**EXCERPT PROVIDED:**
- - -

Note that SARIMA models the series’ own dynamics: it doesn’t know about promotions. Any promotional spike in the test period will appear as a forecast miss, because the model has no mechanism to anticipate an external intervention. This is where the ML approach has a structural advantage.

The 95% prediction intervals produced by get_forecast assume that the model’s errors are normally distributed, an assumption that holds reasonably for series with symmetric noise but may understate uncertainty when errors are skewed (for instance, during promotional periods where demand can only spike upward). If you’re using these intervals for stock-level decisions, it’s worth checking the residual distribution from sarima_fit.plot_diagnostics().

- - -

**SOURCE EXCERPT:**

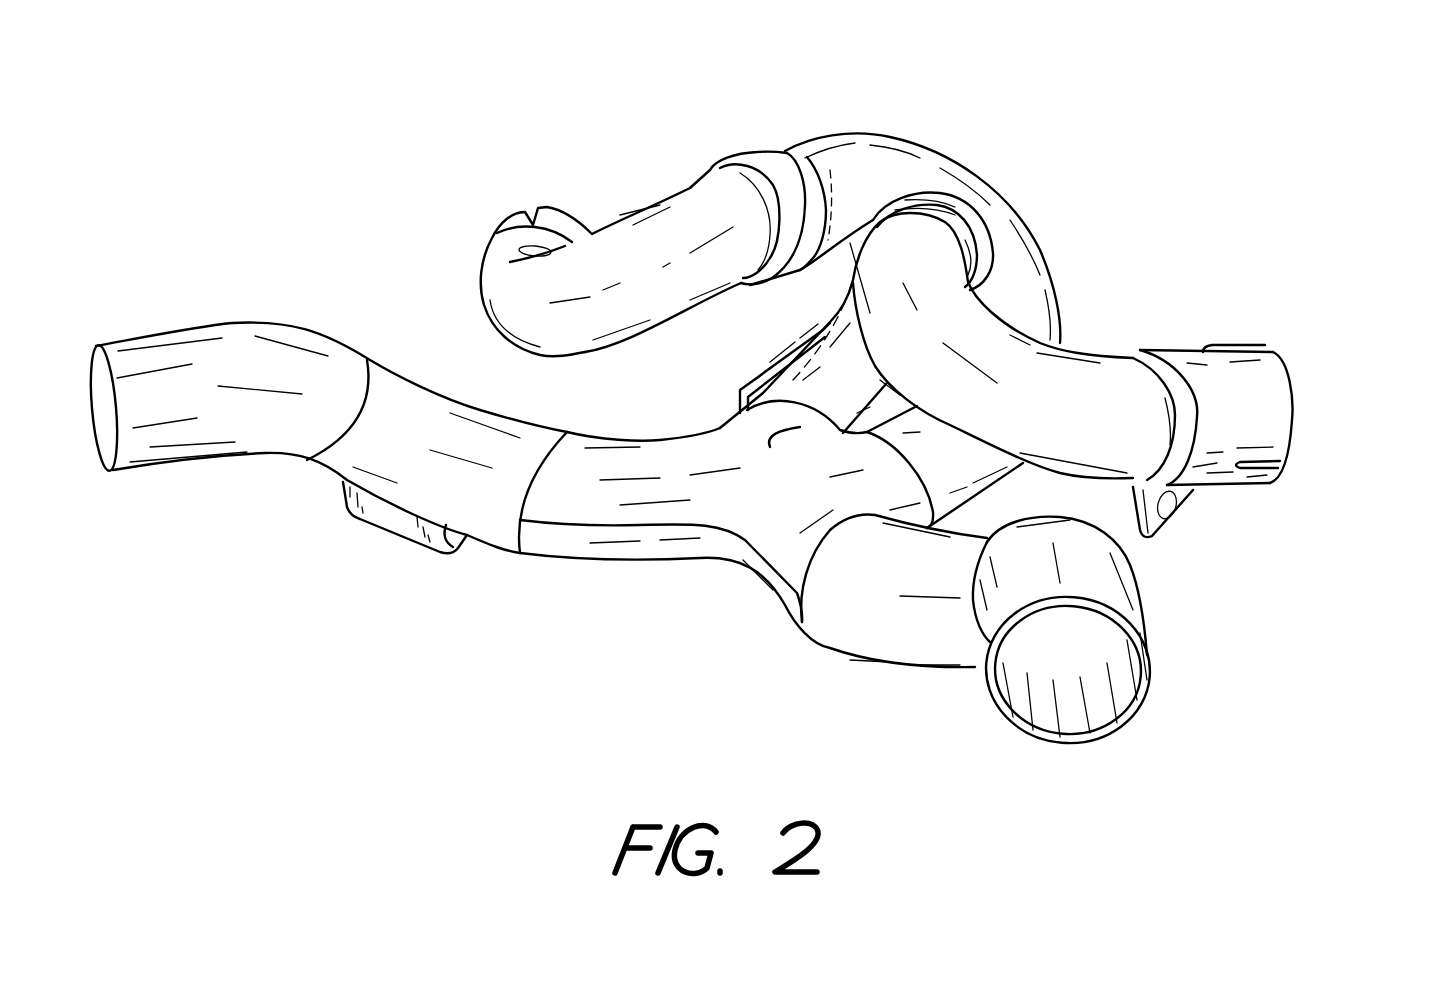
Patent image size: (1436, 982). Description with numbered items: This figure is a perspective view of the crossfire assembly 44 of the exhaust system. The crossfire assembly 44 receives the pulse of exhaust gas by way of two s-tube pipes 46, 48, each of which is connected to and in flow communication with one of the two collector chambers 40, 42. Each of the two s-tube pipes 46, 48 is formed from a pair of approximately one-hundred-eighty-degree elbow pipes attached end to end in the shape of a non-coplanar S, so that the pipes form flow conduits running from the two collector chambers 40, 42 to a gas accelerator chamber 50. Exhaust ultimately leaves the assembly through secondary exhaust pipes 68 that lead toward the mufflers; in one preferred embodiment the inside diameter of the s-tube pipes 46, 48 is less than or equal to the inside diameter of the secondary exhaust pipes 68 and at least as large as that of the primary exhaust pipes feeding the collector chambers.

- - -

**WORK TO DO:**
- A) In the SARIMA forecasting excerpt, what do the 95% prediction intervals from get_forecast assume about the model's errors?
- B) Carry on the excerpt about SARIMA forecasting, picking up after its final sentence.
The data were drawn from a separate source.

**RESULTS FOR EACH TASK:**
- A) They assume the model's errors are normally distributed.

- B)
23.6 The ML approach: gradient boosting

Gradient boosting (Section 12.5) remains a strong default for applied ML forecasting; it often outperforms more complex approaches on structured tabular data. It handles non-linear relationships, mixed feature types, and interactions between features naturally, properties that matter when demand depends on combinations like “Saturday in December during a promotion.” (Neural forecasting architectures like N-BEATS and Temporal Fusion Transformers are increasingly competitive at scale, but gradient boosting is the right starting point for the majority of tabular demand problems.)

from sklearn.ensemble import GradientBoostingRegressor
from sklearn.metrics import mean_absolute_error, root_mean_squared_error

# Prepare feature matrix — exclude 'sales' (target) and 'month'/'day_of_week'
# (we use finer-grained calendar features instead: is_weekend, is_december, etc.)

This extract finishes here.